Your goal: Below are the records; copy each line in them that holds the word "Forecast".

Source data:
----
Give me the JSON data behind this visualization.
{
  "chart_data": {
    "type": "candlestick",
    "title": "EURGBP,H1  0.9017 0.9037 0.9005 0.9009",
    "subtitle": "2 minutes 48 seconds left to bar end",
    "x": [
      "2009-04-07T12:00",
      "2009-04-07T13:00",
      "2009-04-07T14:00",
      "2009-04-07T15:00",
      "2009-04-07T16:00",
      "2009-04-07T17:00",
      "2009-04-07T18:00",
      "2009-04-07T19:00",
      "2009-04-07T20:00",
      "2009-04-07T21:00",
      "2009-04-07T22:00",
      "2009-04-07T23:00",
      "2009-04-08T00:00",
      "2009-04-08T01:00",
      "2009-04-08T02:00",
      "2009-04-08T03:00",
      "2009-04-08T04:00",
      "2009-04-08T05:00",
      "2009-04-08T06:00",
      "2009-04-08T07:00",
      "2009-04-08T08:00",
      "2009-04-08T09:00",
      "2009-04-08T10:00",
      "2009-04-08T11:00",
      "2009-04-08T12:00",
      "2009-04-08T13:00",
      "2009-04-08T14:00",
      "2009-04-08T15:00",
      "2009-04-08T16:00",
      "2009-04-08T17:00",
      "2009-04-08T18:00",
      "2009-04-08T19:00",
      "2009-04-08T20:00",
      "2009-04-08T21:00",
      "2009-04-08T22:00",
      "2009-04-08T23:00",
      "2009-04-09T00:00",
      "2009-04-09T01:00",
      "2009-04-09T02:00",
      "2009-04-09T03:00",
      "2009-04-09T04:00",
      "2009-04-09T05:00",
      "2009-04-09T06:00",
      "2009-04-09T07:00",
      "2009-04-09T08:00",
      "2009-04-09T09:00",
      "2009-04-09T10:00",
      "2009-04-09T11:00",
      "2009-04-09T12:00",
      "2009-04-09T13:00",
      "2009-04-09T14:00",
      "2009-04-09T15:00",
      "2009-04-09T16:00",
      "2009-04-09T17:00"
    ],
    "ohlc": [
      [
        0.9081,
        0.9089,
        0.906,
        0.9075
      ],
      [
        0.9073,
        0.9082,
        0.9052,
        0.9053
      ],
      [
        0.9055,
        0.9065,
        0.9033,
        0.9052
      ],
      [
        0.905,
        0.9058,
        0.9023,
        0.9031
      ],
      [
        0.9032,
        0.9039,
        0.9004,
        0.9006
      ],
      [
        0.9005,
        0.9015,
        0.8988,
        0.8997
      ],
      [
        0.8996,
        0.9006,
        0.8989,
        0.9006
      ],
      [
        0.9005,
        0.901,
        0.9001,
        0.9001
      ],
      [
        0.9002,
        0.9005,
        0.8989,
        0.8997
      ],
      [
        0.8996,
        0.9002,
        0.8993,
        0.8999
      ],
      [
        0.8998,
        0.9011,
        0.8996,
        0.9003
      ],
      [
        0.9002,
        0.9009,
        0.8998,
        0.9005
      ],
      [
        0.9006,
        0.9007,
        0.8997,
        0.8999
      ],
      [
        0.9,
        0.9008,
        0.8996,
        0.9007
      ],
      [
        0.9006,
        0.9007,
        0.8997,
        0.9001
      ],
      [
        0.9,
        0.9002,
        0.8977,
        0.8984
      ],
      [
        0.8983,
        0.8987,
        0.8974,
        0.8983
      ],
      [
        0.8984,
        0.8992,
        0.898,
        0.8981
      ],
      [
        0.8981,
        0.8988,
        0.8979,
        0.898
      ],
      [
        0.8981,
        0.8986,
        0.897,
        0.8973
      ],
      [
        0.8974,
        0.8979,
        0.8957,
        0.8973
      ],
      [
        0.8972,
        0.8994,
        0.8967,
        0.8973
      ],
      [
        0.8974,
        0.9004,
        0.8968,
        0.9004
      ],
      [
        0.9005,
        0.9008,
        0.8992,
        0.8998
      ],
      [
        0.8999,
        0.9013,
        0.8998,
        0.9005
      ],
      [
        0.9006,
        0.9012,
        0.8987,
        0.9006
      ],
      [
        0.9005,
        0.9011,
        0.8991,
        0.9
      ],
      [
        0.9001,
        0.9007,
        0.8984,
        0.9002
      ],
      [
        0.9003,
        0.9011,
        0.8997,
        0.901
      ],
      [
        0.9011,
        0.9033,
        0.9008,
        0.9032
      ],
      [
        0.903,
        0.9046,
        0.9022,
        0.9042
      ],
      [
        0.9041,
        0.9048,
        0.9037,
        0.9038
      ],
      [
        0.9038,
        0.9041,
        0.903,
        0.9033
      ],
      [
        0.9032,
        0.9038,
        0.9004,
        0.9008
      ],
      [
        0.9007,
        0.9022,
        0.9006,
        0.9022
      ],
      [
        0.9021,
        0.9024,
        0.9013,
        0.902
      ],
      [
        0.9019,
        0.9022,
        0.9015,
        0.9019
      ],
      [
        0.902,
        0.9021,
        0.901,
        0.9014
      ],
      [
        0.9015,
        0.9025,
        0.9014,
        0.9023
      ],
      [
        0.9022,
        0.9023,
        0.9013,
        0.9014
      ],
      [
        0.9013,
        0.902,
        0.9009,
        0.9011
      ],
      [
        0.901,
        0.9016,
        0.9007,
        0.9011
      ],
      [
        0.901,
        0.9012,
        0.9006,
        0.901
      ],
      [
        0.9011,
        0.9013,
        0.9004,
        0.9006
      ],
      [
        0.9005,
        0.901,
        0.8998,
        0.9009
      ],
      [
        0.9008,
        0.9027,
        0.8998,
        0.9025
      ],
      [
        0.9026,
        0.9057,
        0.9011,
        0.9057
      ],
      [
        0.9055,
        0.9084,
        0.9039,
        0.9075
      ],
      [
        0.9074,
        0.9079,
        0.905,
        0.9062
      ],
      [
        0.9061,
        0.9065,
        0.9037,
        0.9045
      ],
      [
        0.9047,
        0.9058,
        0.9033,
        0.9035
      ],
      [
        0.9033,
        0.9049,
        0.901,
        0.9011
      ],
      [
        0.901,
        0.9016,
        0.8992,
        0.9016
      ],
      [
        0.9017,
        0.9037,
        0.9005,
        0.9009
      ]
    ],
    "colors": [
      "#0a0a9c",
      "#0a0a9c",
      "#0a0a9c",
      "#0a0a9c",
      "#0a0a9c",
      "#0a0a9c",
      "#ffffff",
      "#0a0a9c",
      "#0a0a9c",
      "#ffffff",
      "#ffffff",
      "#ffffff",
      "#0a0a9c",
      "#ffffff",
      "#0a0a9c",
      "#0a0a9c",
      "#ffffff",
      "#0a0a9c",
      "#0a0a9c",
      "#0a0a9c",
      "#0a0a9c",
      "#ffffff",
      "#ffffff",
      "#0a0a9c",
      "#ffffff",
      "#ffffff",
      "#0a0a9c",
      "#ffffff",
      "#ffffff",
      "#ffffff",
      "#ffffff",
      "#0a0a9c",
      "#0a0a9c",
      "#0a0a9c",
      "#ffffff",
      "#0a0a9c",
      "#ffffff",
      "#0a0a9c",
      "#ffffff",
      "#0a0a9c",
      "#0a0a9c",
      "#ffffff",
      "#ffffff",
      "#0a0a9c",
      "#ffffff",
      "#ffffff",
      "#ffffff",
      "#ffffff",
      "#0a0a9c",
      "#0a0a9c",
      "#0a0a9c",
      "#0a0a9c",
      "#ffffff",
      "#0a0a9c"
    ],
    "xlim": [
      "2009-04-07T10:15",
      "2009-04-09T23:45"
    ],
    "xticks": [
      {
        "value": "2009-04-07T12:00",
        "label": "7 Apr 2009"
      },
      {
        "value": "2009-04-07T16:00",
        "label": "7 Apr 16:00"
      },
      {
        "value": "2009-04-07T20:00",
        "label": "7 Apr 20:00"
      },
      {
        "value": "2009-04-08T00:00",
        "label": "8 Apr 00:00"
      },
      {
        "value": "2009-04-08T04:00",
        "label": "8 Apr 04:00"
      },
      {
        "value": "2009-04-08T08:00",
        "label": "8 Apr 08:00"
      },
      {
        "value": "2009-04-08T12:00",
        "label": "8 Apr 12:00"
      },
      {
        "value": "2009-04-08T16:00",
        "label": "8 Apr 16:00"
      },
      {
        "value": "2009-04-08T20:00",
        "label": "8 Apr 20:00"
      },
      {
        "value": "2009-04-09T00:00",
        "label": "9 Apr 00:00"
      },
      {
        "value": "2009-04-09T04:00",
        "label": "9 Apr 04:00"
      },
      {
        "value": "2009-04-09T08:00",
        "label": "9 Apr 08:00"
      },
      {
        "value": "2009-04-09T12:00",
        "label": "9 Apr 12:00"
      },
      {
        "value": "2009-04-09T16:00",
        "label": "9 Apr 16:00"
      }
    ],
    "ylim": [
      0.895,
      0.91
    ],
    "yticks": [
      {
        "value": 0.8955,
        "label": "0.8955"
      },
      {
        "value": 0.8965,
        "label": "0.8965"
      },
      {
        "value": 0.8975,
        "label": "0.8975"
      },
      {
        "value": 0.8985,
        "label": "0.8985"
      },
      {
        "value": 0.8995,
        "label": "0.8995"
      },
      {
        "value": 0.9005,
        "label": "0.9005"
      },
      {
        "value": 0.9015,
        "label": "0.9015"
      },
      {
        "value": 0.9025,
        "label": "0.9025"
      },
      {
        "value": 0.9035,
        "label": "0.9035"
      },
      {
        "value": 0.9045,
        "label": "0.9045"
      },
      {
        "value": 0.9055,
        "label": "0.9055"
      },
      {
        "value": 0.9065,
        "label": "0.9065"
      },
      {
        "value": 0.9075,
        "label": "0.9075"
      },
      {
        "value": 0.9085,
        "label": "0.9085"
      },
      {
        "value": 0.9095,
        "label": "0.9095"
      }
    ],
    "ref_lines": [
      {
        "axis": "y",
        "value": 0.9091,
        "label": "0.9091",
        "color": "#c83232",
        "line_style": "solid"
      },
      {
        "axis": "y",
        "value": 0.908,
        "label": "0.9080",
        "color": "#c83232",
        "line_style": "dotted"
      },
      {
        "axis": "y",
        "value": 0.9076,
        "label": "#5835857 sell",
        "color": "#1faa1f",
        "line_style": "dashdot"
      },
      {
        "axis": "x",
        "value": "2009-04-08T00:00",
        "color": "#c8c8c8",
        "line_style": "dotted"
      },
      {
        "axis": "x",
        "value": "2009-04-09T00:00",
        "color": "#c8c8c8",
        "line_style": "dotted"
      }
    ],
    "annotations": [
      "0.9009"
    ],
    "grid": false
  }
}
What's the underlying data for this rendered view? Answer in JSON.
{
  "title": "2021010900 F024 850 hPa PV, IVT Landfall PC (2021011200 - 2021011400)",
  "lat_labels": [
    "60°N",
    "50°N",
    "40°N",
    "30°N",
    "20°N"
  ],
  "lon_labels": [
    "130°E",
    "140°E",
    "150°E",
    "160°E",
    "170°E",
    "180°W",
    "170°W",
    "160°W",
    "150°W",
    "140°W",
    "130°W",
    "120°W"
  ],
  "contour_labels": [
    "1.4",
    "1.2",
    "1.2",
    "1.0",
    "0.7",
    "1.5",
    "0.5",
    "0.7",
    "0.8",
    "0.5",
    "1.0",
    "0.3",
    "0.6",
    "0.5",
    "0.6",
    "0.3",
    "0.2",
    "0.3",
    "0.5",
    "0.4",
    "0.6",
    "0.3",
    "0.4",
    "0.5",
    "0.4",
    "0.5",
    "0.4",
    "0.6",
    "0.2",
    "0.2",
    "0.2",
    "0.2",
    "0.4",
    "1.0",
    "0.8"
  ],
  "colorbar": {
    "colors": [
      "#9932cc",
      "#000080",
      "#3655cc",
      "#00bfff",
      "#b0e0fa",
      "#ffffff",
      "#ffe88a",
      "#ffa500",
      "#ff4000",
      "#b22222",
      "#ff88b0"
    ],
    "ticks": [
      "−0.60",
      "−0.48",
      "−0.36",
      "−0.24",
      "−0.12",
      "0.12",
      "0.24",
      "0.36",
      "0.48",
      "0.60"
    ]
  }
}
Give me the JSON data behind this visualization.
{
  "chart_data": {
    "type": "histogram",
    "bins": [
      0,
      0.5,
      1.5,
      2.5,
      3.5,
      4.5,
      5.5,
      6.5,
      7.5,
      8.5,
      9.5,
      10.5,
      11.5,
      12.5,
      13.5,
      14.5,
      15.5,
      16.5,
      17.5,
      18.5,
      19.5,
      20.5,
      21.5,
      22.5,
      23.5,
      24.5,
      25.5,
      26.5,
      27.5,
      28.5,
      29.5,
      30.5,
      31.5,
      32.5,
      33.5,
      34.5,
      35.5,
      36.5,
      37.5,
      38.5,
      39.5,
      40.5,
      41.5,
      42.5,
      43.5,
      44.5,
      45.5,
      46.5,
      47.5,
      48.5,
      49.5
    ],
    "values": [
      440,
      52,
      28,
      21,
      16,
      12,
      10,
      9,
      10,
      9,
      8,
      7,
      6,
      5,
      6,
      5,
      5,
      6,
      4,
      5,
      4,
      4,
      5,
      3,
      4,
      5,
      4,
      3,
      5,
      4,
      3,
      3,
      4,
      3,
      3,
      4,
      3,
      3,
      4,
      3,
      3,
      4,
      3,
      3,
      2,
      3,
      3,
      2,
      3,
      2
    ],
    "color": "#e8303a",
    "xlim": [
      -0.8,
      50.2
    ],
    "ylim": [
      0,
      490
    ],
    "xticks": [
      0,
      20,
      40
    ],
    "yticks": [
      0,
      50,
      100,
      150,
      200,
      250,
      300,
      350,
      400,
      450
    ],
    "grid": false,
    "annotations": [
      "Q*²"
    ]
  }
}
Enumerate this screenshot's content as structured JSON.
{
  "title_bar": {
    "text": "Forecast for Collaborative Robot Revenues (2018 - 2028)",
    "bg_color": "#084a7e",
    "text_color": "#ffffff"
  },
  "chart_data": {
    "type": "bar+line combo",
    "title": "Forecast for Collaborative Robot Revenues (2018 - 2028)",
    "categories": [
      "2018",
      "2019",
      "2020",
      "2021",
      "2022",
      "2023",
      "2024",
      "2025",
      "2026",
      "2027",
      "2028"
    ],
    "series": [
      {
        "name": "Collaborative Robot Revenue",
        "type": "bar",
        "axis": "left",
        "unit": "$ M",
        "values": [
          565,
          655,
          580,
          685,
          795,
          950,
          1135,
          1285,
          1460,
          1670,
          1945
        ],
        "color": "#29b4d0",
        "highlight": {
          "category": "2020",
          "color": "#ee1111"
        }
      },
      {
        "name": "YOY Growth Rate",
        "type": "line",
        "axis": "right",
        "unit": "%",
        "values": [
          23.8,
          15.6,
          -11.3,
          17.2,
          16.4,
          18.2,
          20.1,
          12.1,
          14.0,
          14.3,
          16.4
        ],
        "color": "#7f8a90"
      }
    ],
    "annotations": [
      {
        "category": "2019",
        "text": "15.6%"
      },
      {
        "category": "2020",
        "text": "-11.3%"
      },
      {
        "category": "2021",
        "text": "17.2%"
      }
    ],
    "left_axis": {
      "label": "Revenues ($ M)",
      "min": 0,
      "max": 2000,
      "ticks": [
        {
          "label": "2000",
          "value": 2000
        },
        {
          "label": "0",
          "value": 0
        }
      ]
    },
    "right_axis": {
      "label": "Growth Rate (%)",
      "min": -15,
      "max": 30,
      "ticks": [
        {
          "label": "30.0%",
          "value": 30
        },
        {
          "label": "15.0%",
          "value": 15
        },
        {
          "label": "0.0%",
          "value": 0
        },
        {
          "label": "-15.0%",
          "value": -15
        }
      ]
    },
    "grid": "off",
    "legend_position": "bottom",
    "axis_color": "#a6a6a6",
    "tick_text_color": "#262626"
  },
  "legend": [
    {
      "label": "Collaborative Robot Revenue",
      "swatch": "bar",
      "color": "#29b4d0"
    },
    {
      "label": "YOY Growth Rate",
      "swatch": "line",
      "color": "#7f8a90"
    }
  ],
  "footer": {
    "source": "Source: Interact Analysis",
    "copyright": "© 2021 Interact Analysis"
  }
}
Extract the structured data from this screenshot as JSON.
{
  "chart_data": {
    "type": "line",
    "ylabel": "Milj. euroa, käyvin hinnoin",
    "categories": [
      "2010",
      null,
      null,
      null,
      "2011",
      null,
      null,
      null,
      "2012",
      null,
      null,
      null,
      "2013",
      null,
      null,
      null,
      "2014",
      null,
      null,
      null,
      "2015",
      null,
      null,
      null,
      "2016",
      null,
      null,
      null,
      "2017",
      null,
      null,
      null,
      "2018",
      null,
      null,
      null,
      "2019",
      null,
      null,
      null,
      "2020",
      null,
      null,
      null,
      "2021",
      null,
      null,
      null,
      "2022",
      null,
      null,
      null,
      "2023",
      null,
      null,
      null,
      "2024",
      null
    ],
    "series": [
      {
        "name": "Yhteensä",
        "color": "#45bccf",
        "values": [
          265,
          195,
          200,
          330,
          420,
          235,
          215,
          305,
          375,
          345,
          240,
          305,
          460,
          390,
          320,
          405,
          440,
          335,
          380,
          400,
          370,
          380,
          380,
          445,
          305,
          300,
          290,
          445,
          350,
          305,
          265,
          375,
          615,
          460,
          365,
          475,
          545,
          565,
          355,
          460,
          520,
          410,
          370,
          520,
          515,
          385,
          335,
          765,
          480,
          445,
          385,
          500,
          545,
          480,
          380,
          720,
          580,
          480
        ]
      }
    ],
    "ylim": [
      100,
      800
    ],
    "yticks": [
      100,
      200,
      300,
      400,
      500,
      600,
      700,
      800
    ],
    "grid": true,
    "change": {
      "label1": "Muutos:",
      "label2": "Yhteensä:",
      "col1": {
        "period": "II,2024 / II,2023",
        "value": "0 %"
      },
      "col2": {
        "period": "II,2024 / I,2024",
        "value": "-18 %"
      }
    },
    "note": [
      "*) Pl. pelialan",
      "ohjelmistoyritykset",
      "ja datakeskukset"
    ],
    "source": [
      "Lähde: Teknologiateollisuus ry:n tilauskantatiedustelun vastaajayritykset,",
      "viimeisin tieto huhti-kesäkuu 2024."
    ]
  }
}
----
Answer to the problem:
    "text": "Forecast for Collaborative Robot Revenues (2018 - 2028)",
    "title": "Forecast for Collaborative Robot Revenues (2018 - 2028)",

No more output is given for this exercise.